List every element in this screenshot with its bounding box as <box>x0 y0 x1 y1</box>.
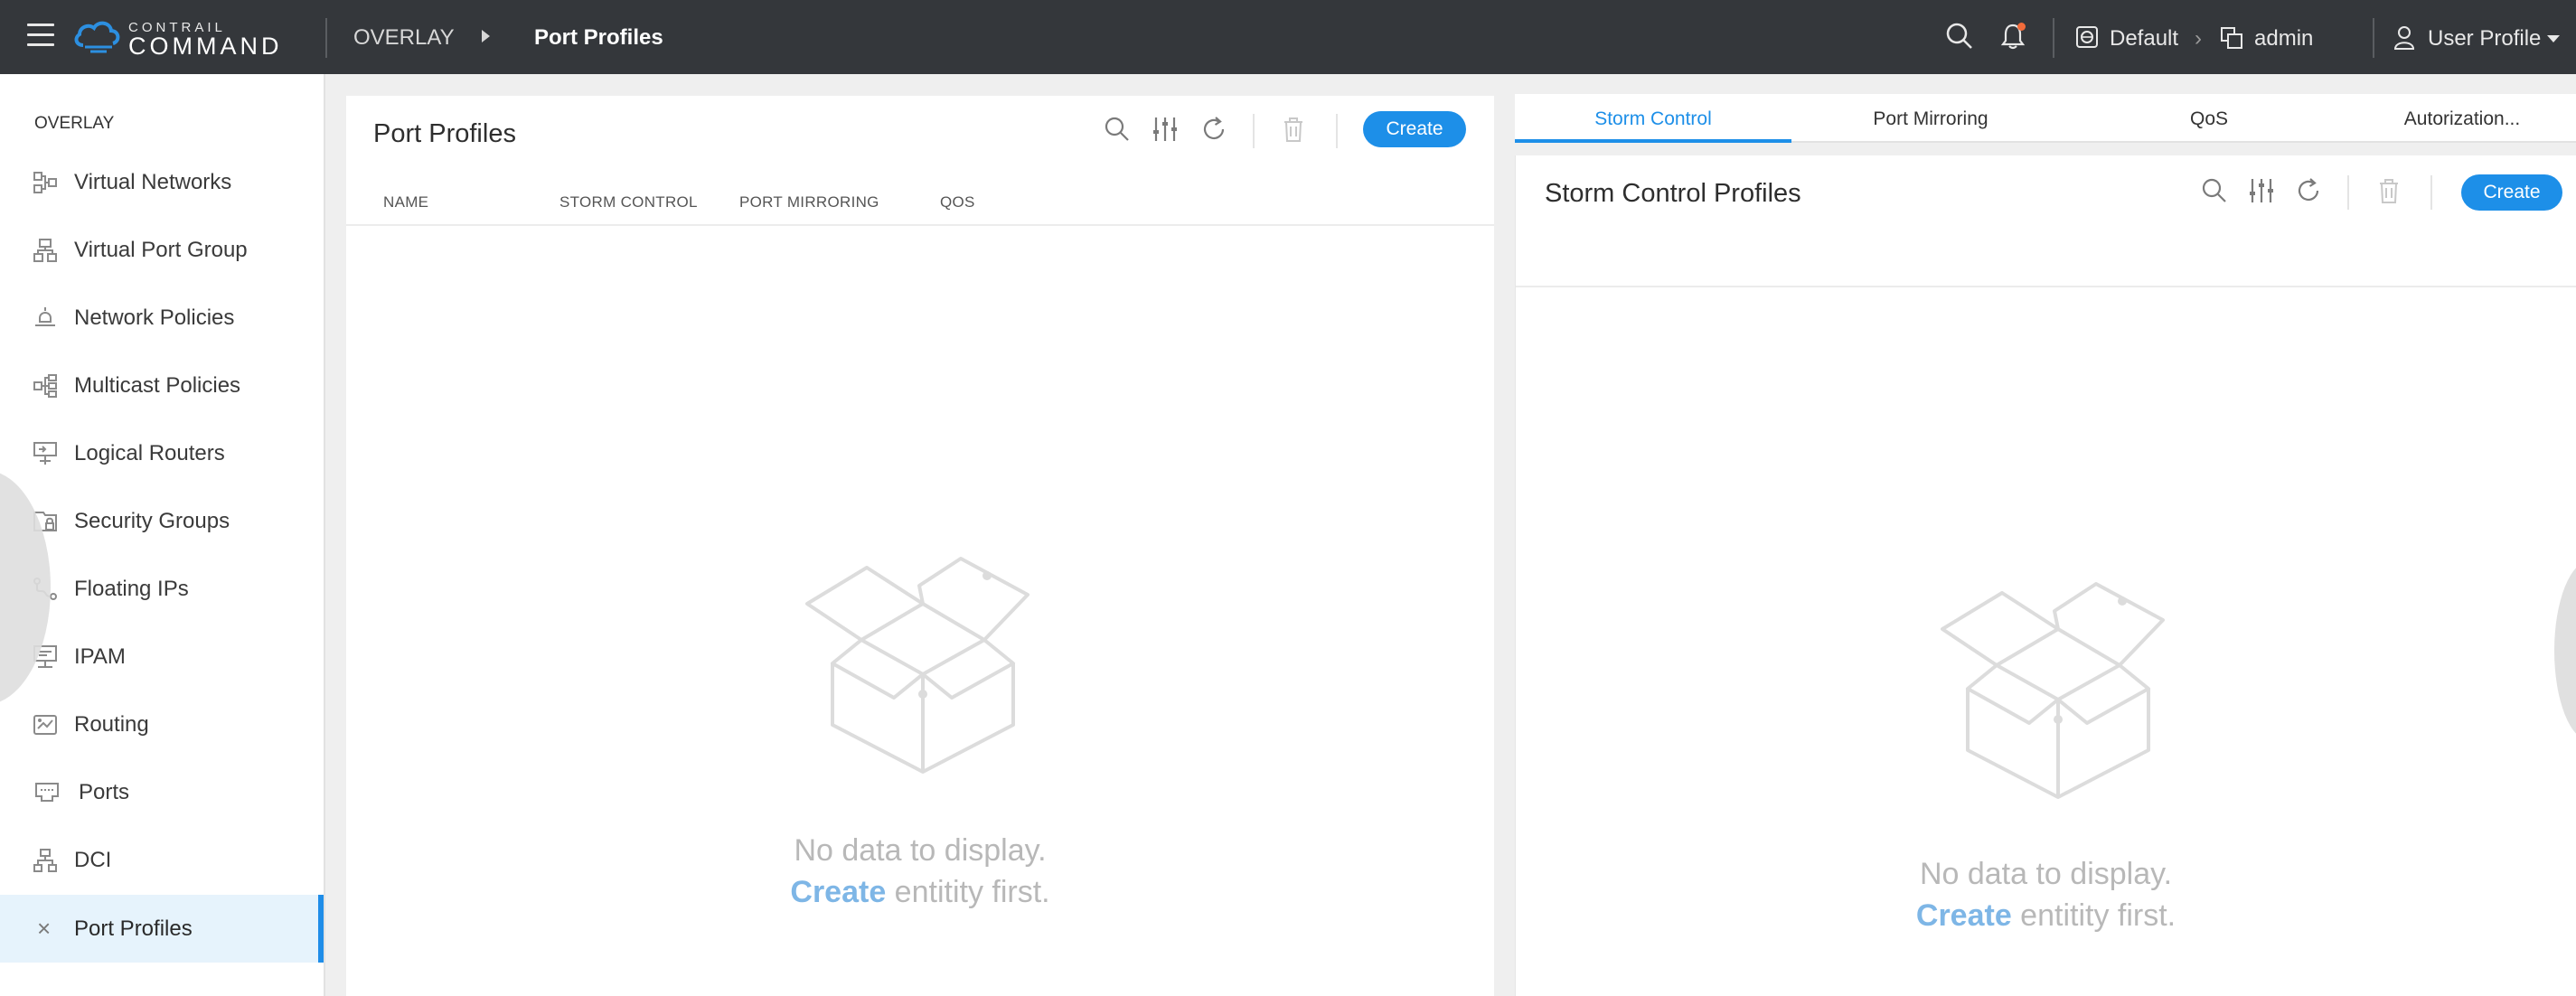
divider <box>2347 175 2349 210</box>
project-selector[interactable]: admin <box>2254 26 2313 52</box>
panel-title: Port Profiles <box>373 119 516 148</box>
sidebar-item-label: Logical Routers <box>74 441 225 465</box>
search-icon[interactable] <box>1945 22 1974 51</box>
virtual-networks-icon <box>33 172 57 193</box>
create-button[interactable]: Create <box>2461 174 2562 211</box>
sidebar-item-label: Security Groups <box>74 509 230 533</box>
sidebar-item-label: Multicast Policies <box>74 373 241 398</box>
filter-sliders-icon[interactable] <box>2248 177 2275 204</box>
breadcrumb-arrow-icon <box>482 30 490 42</box>
sidebar-item-label: Network Policies <box>74 305 235 330</box>
tab-storm-control[interactable]: Storm Control <box>1515 94 1791 143</box>
hamburger-menu-icon[interactable] <box>27 23 54 51</box>
create-link[interactable]: Create <box>790 875 886 909</box>
sidebar-item-label: Routing <box>74 712 149 737</box>
refresh-icon[interactable] <box>1200 116 1227 143</box>
sidebar-item-logical-routers[interactable]: Logical Routers <box>0 419 324 487</box>
sidebar-item-routing[interactable]: Routing <box>0 691 324 758</box>
chevron-down-icon[interactable] <box>2547 35 2560 42</box>
column-header-storm-control[interactable]: STORM CONTROL <box>559 193 698 211</box>
breadcrumb-current: Port Profiles <box>534 25 663 50</box>
column-header-qos[interactable]: QOS <box>940 193 975 211</box>
cloud-logo-icon <box>74 21 120 53</box>
divider <box>325 18 327 58</box>
divider <box>1336 114 1338 148</box>
sidebar-item-virtual-networks[interactable]: Virtual Networks <box>0 148 324 216</box>
sidebar: OVERLAY Virtual Networks Virtual Port Gr… <box>0 74 325 996</box>
user-icon <box>2393 26 2415 50</box>
sidebar-item-label: IPAM <box>74 644 126 669</box>
panel-title: Storm Control Profiles <box>1545 179 1801 208</box>
empty-state-message: No data to display. <box>1919 857 2173 891</box>
chevron-right-icon: › <box>2195 26 2202 51</box>
create-button[interactable]: Create <box>1363 111 1466 147</box>
sidebar-heading: OVERLAY <box>34 114 115 133</box>
close-icon[interactable]: × <box>37 915 51 943</box>
port-profiles-panel: Port Profiles Create NAME STORM CONTROL … <box>346 96 1494 996</box>
virtual-port-group-icon <box>33 239 57 262</box>
filter-sliders-icon[interactable] <box>1152 116 1179 143</box>
dci-icon <box>33 849 57 872</box>
storm-control-panel: Storm Control Profiles Create No data to… <box>1515 155 2576 996</box>
trash-icon[interactable] <box>1282 116 1305 143</box>
sidebar-item-label: Port Profiles <box>74 916 193 941</box>
sidebar-item-label: Floating IPs <box>74 577 189 601</box>
sidebar-item-virtual-port-group[interactable]: Virtual Port Group <box>0 216 324 284</box>
sidebar-item-ipam[interactable]: IPAM <box>0 623 324 691</box>
breadcrumb-overlay[interactable]: OVERLAY <box>353 25 455 51</box>
search-icon[interactable] <box>1104 116 1131 143</box>
contrail-command-logo[interactable]: CONTRAIL COMMAND <box>72 16 283 60</box>
divider <box>1253 114 1255 148</box>
tab-port-mirroring[interactable]: Port Mirroring <box>1791 94 2070 143</box>
divider <box>1516 286 2576 287</box>
refresh-icon[interactable] <box>2295 177 2322 204</box>
divider <box>2430 175 2432 210</box>
sidebar-item-multicast-policies[interactable]: Multicast Policies <box>0 352 324 419</box>
profile-tabs: Storm Control Port Mirroring QoS Autoriz… <box>1515 94 2576 143</box>
brand-main-text: COMMAND <box>128 33 283 60</box>
ports-icon <box>35 783 59 802</box>
sidebar-item-label: Ports <box>79 780 130 804</box>
empty-state-hint-text: entitity first. <box>2011 898 2176 933</box>
empty-state-message: No data to display. <box>794 833 1047 868</box>
tab-autorization[interactable]: Autorization... <box>2348 94 2576 143</box>
sidebar-item-label: Virtual Networks <box>74 170 232 194</box>
notification-dot <box>2017 23 2026 31</box>
create-link[interactable]: Create <box>1916 898 2012 933</box>
divider <box>346 224 1494 226</box>
divider <box>2373 18 2374 58</box>
sidebar-item-ports[interactable]: Ports <box>0 758 324 826</box>
domain-icon <box>2076 26 2098 48</box>
tab-qos[interactable]: QoS <box>2070 94 2348 143</box>
sidebar-item-label: DCI <box>74 848 112 872</box>
trash-icon[interactable] <box>2377 177 2401 204</box>
project-icon <box>2221 27 2242 49</box>
empty-state-hint: Create entitity first. <box>346 875 1494 910</box>
sidebar-item-label: Virtual Port Group <box>74 238 248 262</box>
sidebar-item-network-policies[interactable]: Network Policies <box>0 284 324 352</box>
empty-state-hint-text: entitity first. <box>886 875 1050 909</box>
empty-box-icon <box>805 557 1029 774</box>
logical-routers-icon <box>33 442 57 465</box>
sidebar-item-dci[interactable]: DCI <box>0 826 324 894</box>
multicast-policies-icon <box>33 374 57 398</box>
top-bar: CONTRAIL COMMAND OVERLAY Port Profiles D… <box>0 0 2576 74</box>
sidebar-item-port-profiles[interactable]: × Port Profiles <box>0 895 324 963</box>
sidebar-item-security-groups[interactable]: Security Groups <box>0 487 324 555</box>
domain-selector[interactable]: Default <box>2110 26 2178 52</box>
empty-state-hint: Create entitity first. <box>1516 898 2576 934</box>
network-policies-icon <box>35 307 55 326</box>
column-header-name[interactable]: NAME <box>383 193 428 211</box>
routing-icon <box>33 715 57 735</box>
divider <box>2053 18 2054 58</box>
search-icon[interactable] <box>2201 177 2228 204</box>
user-profile-menu[interactable]: User Profile <box>2428 26 2541 52</box>
empty-box-icon <box>1941 582 2165 799</box>
column-header-port-mirroring[interactable]: PORT MIRRORING <box>739 193 879 211</box>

--------

Instruction: Find every line in the entries above that contains the string "menu", treating uppercase and lowercase as different, and copy each of those lines.

Exercise answer:
hamburger-menu-icon[interactable] <box>27 23 54 51</box>
user-profile-menu[interactable]: User Profile <box>2428 26 2541 52</box>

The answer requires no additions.